__Work to be completed__. Only the number is wanted: how many lines contain "comment"?

------

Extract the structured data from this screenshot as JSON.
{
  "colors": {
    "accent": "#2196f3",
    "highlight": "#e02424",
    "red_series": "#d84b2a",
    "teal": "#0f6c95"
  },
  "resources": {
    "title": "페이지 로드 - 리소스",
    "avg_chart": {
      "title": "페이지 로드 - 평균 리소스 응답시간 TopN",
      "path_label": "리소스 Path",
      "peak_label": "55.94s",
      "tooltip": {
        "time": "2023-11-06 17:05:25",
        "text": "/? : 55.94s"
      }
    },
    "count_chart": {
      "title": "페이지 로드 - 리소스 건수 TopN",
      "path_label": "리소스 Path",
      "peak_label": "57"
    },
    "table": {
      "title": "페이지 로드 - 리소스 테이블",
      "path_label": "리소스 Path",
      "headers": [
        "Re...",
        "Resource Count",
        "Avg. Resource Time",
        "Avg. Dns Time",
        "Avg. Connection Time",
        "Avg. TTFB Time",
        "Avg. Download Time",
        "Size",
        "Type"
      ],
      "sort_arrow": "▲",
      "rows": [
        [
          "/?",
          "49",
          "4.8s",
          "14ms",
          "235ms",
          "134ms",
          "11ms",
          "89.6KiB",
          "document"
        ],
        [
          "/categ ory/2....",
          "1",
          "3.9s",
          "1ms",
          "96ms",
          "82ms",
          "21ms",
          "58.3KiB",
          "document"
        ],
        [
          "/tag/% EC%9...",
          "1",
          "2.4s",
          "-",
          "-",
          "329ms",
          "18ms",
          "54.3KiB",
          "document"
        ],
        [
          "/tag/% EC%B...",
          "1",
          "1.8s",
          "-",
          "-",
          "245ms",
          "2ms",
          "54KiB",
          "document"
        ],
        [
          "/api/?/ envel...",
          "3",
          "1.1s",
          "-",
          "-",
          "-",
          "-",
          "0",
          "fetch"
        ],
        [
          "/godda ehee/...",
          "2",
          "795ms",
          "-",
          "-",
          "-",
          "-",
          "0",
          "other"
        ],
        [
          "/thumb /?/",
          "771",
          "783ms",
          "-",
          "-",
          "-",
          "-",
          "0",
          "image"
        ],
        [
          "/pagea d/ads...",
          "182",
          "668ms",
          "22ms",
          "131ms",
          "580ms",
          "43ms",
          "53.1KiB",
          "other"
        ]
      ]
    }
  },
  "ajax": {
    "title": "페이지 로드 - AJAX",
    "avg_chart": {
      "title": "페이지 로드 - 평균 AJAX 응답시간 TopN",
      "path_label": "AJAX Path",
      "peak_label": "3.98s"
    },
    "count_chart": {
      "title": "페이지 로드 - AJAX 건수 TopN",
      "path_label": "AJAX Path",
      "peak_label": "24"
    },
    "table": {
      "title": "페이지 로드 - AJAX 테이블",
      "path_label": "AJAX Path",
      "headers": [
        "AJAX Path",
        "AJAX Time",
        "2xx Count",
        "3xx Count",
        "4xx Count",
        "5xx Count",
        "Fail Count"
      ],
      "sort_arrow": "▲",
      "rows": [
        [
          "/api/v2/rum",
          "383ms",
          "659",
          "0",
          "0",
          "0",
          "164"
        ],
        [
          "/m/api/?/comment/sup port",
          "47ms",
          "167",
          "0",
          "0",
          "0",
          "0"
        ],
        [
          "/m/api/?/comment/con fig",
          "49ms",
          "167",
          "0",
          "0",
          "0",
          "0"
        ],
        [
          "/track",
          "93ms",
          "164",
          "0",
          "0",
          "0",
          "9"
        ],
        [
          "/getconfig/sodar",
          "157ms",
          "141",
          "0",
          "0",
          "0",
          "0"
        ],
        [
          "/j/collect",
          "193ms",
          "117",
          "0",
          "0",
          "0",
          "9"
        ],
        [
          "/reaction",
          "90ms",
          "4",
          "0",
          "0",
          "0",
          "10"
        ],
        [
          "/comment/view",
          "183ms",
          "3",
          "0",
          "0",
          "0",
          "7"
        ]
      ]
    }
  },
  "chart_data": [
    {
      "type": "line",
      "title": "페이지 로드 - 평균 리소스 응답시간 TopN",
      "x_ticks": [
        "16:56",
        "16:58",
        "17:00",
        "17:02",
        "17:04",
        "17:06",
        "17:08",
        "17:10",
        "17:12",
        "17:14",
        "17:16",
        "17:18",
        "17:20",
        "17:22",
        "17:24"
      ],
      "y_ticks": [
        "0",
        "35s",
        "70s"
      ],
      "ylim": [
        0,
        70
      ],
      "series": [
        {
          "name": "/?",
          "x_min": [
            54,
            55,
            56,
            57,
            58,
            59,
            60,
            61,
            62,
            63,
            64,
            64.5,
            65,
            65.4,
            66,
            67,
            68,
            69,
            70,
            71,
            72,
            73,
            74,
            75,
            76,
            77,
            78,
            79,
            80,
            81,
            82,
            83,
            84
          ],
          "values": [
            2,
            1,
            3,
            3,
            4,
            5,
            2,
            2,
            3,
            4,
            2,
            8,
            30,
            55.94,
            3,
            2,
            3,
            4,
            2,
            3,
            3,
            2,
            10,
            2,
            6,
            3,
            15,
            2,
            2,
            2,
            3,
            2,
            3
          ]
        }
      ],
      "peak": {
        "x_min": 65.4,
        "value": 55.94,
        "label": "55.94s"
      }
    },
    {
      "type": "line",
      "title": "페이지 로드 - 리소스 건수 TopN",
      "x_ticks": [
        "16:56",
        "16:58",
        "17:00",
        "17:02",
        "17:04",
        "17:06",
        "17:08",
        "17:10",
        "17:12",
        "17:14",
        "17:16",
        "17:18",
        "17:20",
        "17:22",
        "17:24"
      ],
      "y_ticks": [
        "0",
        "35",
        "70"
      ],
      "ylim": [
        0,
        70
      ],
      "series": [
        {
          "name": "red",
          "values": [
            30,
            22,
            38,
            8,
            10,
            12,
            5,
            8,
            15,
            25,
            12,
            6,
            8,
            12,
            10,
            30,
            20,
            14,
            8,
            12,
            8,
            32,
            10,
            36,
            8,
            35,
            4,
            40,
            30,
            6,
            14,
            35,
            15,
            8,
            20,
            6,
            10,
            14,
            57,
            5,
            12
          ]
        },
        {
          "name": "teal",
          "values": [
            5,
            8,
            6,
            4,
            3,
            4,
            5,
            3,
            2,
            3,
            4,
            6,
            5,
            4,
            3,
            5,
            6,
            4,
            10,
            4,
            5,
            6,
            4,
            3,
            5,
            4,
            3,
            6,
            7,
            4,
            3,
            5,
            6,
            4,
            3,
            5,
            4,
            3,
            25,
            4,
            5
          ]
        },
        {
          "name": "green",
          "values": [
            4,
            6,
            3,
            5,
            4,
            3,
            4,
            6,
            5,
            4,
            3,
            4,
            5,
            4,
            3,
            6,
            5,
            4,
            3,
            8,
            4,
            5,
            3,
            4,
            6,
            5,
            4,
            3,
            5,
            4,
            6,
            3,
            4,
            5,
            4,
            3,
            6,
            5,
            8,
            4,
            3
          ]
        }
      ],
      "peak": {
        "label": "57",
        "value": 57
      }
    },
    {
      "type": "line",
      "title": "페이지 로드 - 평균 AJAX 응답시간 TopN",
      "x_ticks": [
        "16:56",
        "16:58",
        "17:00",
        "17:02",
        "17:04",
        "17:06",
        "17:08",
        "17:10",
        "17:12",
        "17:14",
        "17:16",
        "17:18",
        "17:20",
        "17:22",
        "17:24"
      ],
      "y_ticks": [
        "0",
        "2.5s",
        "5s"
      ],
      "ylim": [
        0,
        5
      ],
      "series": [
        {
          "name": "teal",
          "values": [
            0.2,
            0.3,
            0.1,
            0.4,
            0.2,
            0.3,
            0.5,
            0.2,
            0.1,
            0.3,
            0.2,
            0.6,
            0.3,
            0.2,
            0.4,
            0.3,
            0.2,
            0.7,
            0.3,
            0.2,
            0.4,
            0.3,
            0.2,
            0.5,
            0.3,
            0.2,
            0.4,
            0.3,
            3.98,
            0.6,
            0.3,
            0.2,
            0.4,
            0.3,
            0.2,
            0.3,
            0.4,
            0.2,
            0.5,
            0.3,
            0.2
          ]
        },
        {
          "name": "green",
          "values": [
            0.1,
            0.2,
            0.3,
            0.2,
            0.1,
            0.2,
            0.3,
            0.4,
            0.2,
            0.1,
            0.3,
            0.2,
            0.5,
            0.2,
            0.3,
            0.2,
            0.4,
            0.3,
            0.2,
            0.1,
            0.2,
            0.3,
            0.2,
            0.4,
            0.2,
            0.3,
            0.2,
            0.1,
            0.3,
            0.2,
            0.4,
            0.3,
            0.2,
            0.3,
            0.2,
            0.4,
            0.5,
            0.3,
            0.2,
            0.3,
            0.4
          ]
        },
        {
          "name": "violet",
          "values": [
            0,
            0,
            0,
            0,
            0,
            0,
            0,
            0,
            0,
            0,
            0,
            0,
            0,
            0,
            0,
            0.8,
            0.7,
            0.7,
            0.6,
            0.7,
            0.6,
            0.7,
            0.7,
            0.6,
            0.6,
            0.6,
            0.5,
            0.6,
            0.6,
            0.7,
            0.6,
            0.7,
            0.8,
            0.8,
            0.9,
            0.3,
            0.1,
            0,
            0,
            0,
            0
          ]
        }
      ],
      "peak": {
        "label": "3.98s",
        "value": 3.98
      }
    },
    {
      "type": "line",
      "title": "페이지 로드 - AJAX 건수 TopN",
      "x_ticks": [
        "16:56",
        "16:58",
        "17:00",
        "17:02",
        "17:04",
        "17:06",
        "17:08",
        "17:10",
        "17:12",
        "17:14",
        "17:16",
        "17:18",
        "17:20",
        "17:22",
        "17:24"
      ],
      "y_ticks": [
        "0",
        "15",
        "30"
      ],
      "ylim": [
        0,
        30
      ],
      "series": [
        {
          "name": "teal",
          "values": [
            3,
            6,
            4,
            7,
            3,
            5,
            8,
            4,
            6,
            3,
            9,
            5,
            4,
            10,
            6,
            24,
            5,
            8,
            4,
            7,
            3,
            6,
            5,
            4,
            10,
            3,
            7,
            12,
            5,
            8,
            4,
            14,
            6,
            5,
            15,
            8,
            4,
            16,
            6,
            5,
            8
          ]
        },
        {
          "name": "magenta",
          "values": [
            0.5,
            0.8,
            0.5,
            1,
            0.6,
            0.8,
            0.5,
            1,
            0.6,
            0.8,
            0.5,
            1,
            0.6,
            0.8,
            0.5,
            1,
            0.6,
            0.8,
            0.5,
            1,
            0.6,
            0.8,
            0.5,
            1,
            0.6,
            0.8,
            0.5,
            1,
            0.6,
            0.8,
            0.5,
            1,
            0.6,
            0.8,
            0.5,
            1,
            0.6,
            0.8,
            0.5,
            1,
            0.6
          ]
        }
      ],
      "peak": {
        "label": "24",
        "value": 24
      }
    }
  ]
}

------

__Exercise output__. 3